» **SET EXERCISE**: Extract each line of the records below that contains the word "snadno".

» **SUPPLIED DATA**:
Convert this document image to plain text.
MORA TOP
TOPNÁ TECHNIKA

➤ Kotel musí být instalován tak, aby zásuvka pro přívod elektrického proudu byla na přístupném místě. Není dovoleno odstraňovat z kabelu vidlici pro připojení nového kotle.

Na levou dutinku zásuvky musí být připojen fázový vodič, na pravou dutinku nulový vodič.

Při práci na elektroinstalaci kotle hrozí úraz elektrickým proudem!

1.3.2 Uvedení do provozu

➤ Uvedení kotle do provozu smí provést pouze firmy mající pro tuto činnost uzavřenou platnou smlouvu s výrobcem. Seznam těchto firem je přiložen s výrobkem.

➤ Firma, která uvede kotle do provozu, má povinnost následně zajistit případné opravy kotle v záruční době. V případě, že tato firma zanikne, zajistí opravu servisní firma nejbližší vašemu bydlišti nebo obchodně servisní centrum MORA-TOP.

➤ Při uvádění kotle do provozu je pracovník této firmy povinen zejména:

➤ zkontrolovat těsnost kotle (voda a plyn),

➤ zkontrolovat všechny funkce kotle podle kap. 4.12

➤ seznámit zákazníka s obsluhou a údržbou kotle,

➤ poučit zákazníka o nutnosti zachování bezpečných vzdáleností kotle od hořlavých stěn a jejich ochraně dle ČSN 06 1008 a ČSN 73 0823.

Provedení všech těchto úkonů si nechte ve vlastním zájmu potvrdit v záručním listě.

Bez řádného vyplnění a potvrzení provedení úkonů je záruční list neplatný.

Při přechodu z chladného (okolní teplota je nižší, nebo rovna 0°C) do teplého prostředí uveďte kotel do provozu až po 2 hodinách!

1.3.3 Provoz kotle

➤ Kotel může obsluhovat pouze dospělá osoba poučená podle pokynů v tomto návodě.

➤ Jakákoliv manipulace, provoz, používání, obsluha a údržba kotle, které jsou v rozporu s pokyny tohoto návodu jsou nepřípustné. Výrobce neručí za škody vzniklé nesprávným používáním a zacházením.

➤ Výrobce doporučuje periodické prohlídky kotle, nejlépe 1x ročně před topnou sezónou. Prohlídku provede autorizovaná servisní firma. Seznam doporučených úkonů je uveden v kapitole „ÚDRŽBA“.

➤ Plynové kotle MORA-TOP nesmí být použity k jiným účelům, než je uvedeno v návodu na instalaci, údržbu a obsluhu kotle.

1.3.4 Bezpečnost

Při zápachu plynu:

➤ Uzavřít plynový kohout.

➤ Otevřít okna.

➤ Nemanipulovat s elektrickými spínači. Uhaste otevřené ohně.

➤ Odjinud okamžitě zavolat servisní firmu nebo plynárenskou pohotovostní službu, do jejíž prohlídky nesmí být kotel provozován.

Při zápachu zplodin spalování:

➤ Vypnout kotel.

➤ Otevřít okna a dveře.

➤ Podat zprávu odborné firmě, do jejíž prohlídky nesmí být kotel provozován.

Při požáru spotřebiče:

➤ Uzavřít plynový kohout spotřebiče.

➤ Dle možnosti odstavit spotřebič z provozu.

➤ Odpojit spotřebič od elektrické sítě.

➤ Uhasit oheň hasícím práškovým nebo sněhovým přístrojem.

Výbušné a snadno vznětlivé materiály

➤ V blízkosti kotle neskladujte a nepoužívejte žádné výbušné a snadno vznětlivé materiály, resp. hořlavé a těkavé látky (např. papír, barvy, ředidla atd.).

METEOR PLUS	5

» **EXERCISE SOLUTION**:
Výbušné a snadno vznětlivé materiály
➤ V blízkosti kotle neskladujte a nepoužívejte žádné výbušné a snadno vznětlivé materiály, resp. hořlavé a těkavé látky (např. papír, barvy, ředidla atd.).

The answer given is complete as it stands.